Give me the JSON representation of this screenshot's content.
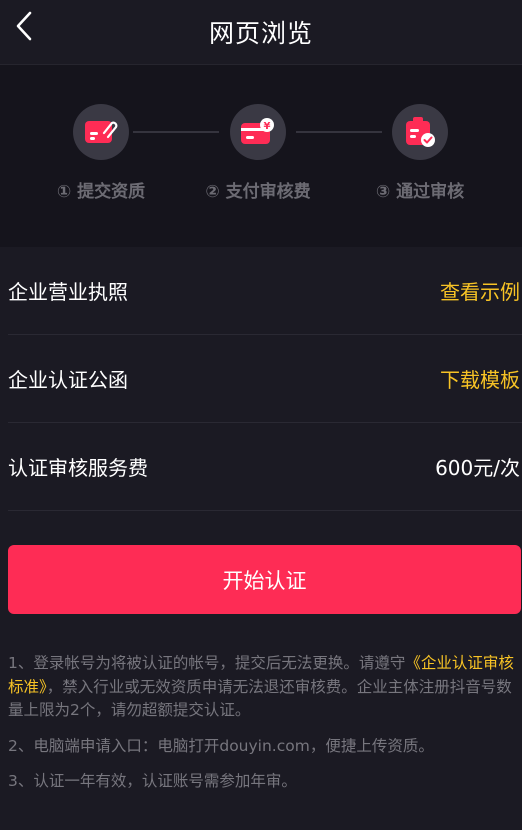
{
  "header": {
    "title": "网页浏览",
    "back_icon": "chevron-left-icon"
  },
  "steps": [
    {
      "label": "① 提交资质",
      "icon": "license-card-icon"
    },
    {
      "label": "② 支付审核费",
      "icon": "payment-card-icon"
    },
    {
      "label": "③ 通过审核",
      "icon": "approved-badge-icon"
    }
  ],
  "rows": [
    {
      "label": "企业营业执照",
      "action": "查看示例"
    },
    {
      "label": "企业认证公函",
      "action": "下载模板"
    },
    {
      "label": "认证审核服务费",
      "value": "600元/次"
    }
  ],
  "start_button": "开始认证",
  "notes": {
    "note1_prefix": "1、登录帐号为将被认证的帐号，提交后无法更换。请遵守",
    "note1_link": "《企业认证审核标准》",
    "note1_suffix": "，禁入行业或无效资质申请无法退还审核费。企业主体注册抖音号数量上限为2个，请勿超额提交认证。",
    "note2": "2、电脑端申请入口：电脑打开douyin.com，便捷上传资质。",
    "note3": "3、认证一年有效，认证账号需参加年审。"
  },
  "colors": {
    "background": "#1b1a23",
    "accent": "#fe2c55",
    "link": "#f7c325",
    "muted_text": "#77767e"
  }
}
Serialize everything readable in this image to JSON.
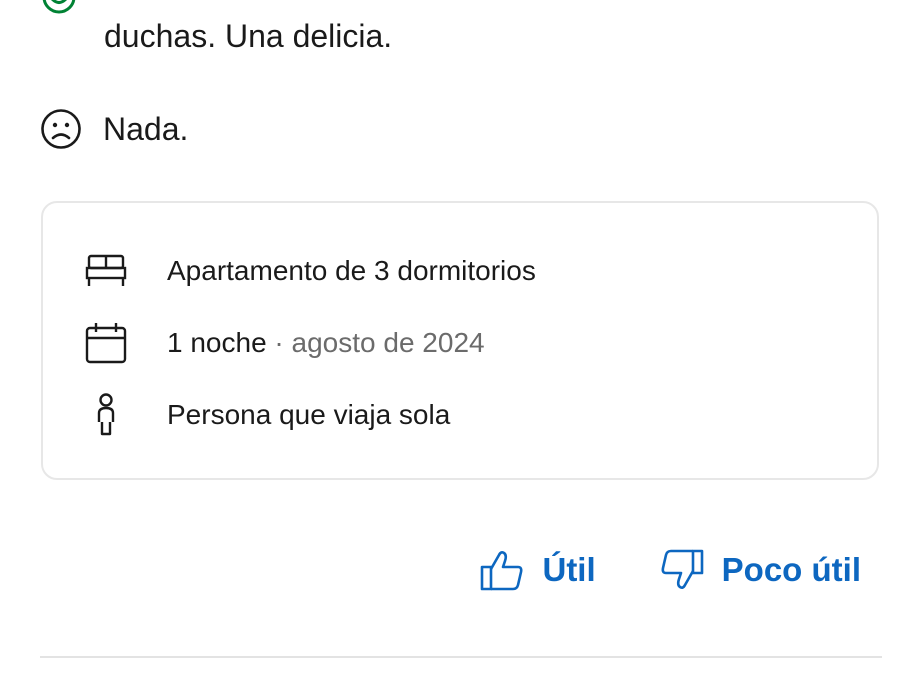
{
  "review": {
    "positive_text": "duchas. Una delicia.",
    "negative_text": "Nada."
  },
  "stay_details": {
    "room": "Apartamento de 3 dormitorios",
    "nights": "1 noche",
    "separator": " · ",
    "date": "agosto de 2024",
    "traveler_type": "Persona que viaja sola"
  },
  "actions": {
    "helpful_label": "Útil",
    "not_helpful_label": "Poco útil"
  },
  "icons": {
    "positive": "smile-icon",
    "negative": "sad-face-icon",
    "room": "bed-icon",
    "stay": "calendar-icon",
    "traveler": "person-icon",
    "helpful": "thumbs-up-icon",
    "not_helpful": "thumbs-down-icon"
  },
  "colors": {
    "accent": "#0d67c0",
    "positive": "#008234",
    "text": "#1a1a1a",
    "muted": "#6b6b6b",
    "border": "#e7e7e7"
  }
}
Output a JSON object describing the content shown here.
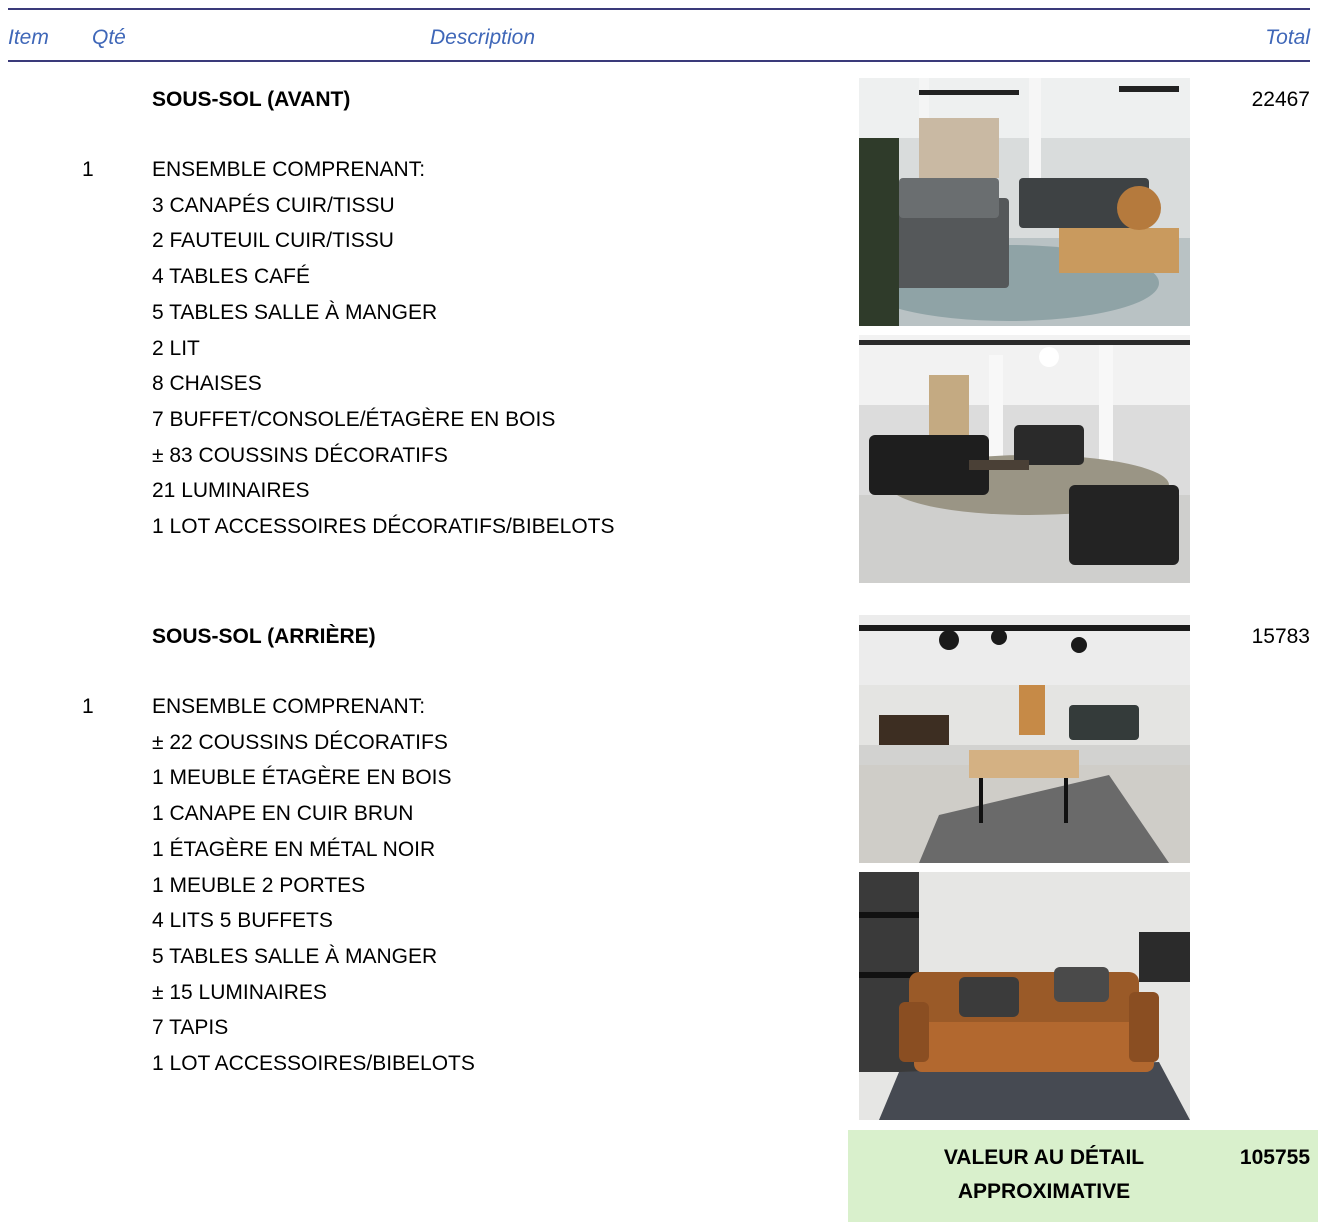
*****
Find the word "JSON" in the data and show each line that holds it.

Give me the JSON representation of this screenshot's content.
Serialize everything readable in this image to JSON.
Output a JSON object describing the content shown here.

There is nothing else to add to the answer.